▶ [EXERCISE] Using the data beneath, show every line that includes the word "JSON".
■ ■ ■ ■ ■ ■ ■
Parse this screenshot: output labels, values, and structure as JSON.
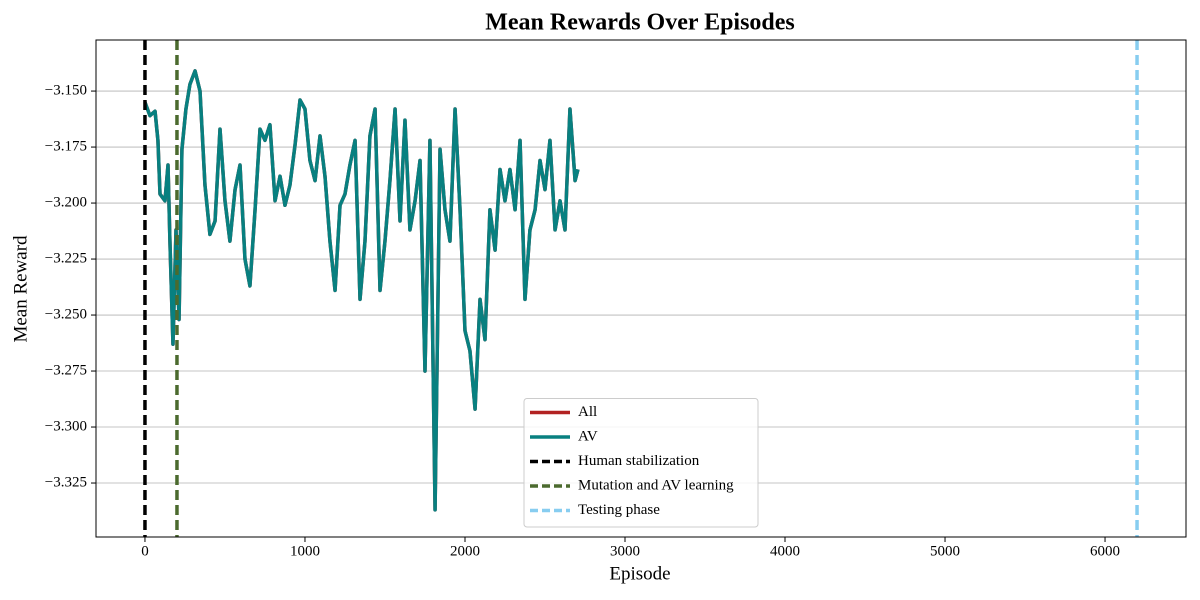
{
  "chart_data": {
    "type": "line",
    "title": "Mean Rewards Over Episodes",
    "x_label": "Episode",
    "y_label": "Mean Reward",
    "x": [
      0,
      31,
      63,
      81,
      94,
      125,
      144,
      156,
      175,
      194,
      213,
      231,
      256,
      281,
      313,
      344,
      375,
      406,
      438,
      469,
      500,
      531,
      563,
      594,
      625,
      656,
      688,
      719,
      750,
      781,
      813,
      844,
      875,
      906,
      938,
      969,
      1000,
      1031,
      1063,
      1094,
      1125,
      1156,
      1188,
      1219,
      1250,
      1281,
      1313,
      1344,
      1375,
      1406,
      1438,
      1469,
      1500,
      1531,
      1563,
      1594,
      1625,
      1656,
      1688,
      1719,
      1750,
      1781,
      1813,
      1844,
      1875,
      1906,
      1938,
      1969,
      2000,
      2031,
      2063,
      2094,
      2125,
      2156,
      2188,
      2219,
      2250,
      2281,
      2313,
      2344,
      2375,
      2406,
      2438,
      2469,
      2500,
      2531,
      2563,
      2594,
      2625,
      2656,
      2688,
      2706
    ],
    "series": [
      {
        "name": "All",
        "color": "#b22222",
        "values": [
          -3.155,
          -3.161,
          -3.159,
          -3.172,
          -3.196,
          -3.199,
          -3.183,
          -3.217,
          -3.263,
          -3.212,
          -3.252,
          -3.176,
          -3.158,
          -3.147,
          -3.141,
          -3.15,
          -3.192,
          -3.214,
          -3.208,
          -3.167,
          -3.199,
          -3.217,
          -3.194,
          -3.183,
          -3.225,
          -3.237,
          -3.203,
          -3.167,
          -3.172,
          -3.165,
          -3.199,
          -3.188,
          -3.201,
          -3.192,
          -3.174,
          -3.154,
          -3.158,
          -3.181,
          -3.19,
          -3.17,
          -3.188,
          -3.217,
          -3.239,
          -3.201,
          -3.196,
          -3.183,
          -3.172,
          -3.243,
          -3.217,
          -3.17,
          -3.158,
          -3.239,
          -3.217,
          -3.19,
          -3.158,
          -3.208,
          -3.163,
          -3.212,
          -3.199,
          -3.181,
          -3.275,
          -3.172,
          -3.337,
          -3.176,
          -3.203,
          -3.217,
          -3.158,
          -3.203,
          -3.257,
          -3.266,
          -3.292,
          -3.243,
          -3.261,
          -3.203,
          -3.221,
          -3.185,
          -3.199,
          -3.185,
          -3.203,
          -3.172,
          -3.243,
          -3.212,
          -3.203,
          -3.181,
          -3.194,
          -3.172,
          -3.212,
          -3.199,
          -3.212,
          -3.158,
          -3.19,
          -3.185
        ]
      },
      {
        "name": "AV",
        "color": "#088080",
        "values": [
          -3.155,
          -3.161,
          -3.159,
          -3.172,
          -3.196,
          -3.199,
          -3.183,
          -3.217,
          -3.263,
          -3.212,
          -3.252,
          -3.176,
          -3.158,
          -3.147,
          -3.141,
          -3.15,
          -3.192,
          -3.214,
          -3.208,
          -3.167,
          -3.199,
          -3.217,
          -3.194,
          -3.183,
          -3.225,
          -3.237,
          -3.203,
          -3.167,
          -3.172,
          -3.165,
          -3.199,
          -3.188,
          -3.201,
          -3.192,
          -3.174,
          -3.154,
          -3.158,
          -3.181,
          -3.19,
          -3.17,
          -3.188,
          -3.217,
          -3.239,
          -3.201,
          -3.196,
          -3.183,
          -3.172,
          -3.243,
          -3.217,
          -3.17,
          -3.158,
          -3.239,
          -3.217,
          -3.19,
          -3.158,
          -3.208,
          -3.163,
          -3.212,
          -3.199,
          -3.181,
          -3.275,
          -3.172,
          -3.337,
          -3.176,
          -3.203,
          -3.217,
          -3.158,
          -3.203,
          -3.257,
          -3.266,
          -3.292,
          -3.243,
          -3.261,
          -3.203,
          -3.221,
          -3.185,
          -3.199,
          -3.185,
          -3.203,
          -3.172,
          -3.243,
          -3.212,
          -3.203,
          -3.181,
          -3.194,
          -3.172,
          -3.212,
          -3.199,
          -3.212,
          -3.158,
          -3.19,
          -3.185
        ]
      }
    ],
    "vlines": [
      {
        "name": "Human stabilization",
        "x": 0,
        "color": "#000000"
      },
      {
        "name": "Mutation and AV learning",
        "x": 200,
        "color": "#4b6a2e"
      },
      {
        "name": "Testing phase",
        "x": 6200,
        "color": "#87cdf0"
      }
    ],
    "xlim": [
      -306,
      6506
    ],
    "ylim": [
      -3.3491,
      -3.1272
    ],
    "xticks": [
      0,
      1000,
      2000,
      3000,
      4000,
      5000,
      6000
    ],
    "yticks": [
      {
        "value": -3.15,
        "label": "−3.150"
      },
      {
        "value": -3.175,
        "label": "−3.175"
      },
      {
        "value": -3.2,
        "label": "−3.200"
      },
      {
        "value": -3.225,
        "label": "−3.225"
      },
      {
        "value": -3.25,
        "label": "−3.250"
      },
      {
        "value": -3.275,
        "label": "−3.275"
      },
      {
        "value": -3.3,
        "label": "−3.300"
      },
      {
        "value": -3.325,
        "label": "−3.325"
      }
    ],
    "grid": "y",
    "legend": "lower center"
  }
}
■ ■ ■ ■ ■ ■ ■
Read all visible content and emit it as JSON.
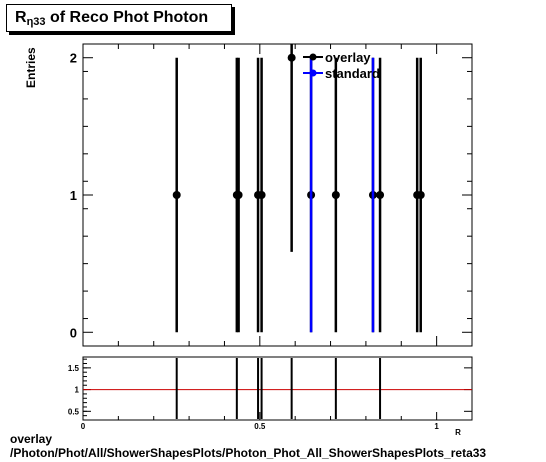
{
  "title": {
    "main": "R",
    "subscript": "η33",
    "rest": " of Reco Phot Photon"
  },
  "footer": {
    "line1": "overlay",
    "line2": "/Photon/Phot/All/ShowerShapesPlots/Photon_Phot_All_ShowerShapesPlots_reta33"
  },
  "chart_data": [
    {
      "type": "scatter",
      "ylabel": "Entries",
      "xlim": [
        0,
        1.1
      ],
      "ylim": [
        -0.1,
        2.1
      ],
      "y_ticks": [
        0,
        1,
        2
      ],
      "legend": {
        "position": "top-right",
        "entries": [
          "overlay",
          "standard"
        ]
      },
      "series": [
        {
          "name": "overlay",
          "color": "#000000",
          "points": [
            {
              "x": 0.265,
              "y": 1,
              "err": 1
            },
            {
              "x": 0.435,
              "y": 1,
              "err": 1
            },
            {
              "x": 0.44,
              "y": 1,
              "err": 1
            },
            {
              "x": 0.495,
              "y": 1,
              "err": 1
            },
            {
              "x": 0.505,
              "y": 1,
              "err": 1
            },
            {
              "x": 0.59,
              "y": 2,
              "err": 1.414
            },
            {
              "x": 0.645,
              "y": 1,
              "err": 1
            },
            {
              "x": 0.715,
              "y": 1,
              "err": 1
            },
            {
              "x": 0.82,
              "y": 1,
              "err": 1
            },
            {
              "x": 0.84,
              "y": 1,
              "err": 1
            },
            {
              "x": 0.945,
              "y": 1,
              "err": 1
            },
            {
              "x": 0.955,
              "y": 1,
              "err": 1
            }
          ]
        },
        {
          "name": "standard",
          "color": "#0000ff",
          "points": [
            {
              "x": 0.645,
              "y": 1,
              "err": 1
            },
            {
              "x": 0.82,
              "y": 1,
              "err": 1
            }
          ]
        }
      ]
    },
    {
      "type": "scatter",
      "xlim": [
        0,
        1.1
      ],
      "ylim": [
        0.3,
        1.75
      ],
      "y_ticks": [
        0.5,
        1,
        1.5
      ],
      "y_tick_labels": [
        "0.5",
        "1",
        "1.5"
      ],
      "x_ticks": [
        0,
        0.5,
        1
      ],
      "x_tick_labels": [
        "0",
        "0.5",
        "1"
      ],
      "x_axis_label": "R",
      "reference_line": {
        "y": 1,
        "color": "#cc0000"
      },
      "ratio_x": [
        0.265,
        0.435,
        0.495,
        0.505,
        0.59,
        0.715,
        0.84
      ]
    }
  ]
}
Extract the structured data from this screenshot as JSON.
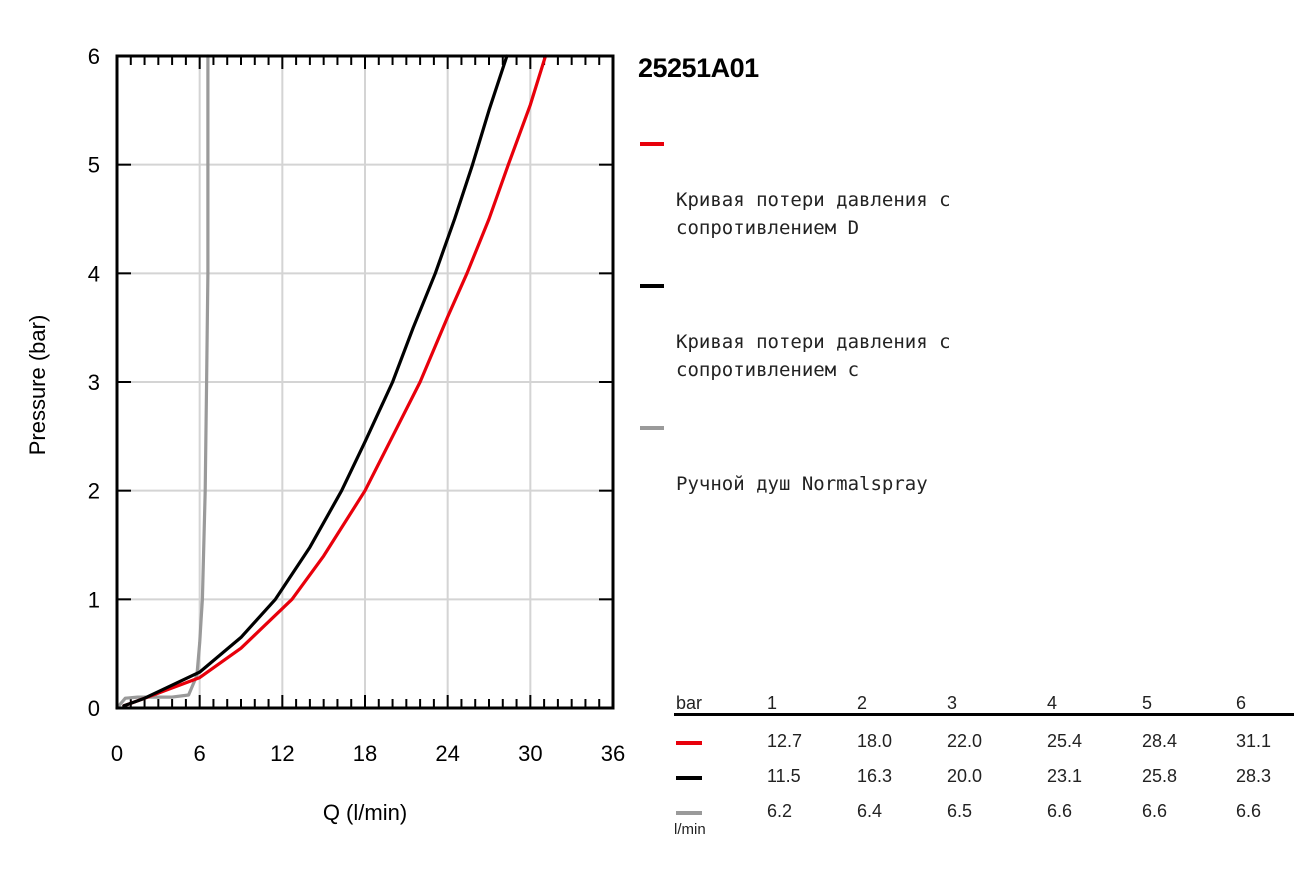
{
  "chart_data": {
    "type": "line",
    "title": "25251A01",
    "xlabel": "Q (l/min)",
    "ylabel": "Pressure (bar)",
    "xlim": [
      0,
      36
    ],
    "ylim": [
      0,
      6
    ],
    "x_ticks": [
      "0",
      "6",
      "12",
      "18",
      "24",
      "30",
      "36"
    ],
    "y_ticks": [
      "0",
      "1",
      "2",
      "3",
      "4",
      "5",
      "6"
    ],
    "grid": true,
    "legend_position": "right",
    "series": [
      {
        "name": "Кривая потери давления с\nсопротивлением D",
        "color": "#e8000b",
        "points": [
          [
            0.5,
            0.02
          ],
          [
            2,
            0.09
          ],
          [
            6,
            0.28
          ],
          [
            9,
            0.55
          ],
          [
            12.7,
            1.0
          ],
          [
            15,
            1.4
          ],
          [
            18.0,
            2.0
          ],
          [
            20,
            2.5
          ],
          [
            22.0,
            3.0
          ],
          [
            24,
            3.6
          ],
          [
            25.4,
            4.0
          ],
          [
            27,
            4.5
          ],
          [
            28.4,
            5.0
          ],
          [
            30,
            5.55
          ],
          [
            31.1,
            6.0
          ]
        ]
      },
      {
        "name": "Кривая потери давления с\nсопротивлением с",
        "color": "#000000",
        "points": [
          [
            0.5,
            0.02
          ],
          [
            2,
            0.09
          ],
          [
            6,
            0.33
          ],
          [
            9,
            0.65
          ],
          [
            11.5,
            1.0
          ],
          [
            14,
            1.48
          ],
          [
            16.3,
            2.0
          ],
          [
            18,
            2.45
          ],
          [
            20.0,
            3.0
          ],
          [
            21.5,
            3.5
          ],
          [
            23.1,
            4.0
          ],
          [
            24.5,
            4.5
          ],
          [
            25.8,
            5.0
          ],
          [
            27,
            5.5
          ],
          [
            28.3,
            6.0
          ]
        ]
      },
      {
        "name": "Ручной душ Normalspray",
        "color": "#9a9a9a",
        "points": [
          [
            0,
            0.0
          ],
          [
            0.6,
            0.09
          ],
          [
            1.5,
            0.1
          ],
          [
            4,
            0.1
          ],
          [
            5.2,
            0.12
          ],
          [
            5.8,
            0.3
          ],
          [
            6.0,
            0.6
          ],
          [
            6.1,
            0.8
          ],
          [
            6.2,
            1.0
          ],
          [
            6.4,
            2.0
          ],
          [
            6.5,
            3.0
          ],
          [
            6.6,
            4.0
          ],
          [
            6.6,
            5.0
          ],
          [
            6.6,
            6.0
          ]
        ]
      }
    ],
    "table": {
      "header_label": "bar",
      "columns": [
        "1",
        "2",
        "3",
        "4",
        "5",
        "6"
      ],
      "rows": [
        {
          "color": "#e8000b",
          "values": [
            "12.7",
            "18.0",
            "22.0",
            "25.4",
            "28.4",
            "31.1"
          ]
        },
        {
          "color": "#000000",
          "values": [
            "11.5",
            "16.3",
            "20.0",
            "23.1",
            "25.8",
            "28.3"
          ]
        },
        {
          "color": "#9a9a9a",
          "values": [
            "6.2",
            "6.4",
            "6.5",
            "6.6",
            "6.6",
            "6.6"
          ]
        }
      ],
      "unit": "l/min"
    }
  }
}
■ ■ ■ ■ ■ ■ ■
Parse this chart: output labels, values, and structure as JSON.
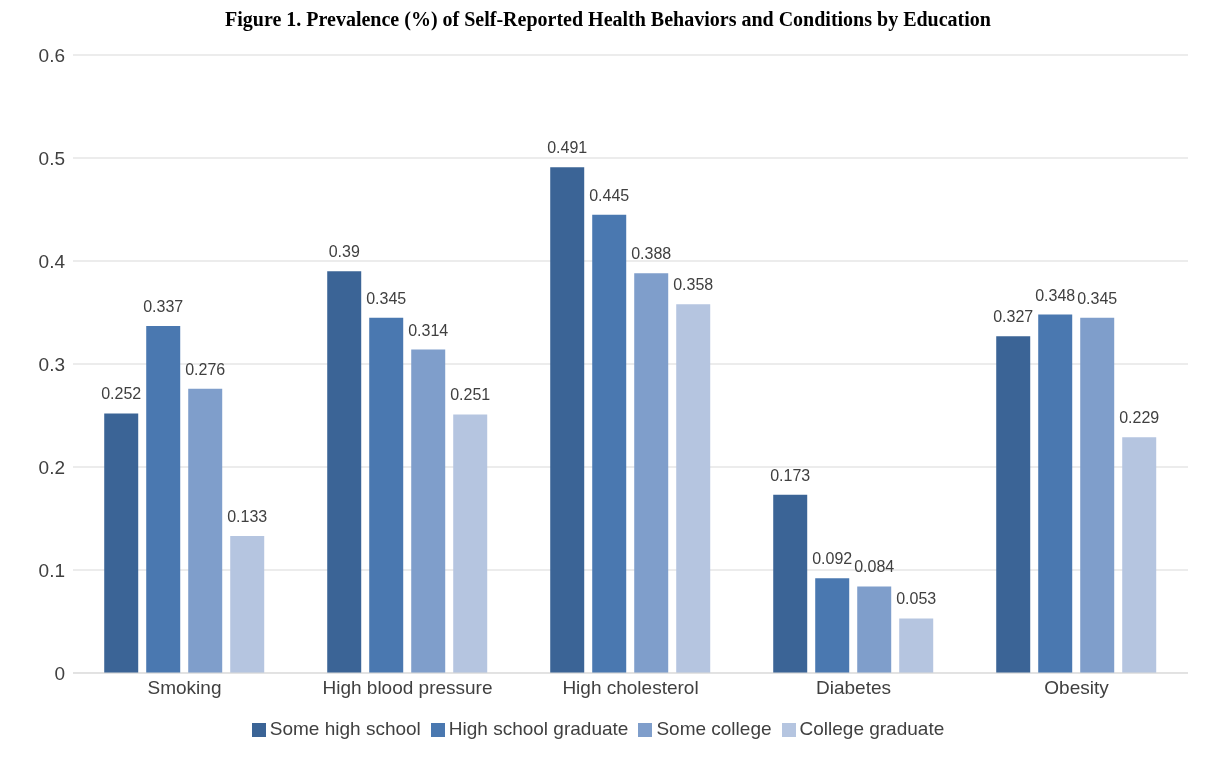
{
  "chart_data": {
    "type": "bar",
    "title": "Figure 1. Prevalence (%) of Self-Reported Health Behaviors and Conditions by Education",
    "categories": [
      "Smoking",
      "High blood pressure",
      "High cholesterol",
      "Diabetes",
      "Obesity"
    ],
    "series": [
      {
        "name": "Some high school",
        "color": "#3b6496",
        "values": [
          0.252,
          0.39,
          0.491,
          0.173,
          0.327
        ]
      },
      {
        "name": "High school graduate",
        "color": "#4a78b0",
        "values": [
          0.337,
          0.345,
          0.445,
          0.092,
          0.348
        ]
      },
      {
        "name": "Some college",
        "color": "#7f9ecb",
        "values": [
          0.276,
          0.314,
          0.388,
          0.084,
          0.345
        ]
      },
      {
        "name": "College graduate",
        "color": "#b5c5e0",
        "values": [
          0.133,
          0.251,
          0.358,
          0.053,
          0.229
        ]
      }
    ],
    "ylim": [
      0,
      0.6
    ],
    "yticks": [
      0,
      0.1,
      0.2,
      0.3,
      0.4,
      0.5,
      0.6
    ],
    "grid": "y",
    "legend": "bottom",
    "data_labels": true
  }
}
■ ■ ■ ■ ■ ■ ■
▶ [EXERCISE RESULT]
Parse this screenshot: output labels, values, and structure as JSON.
Read all visible content and emit it as JSON.
Extract the structured data from this screenshot as JSON.
Parse this chart: output labels, values, and structure as JSON.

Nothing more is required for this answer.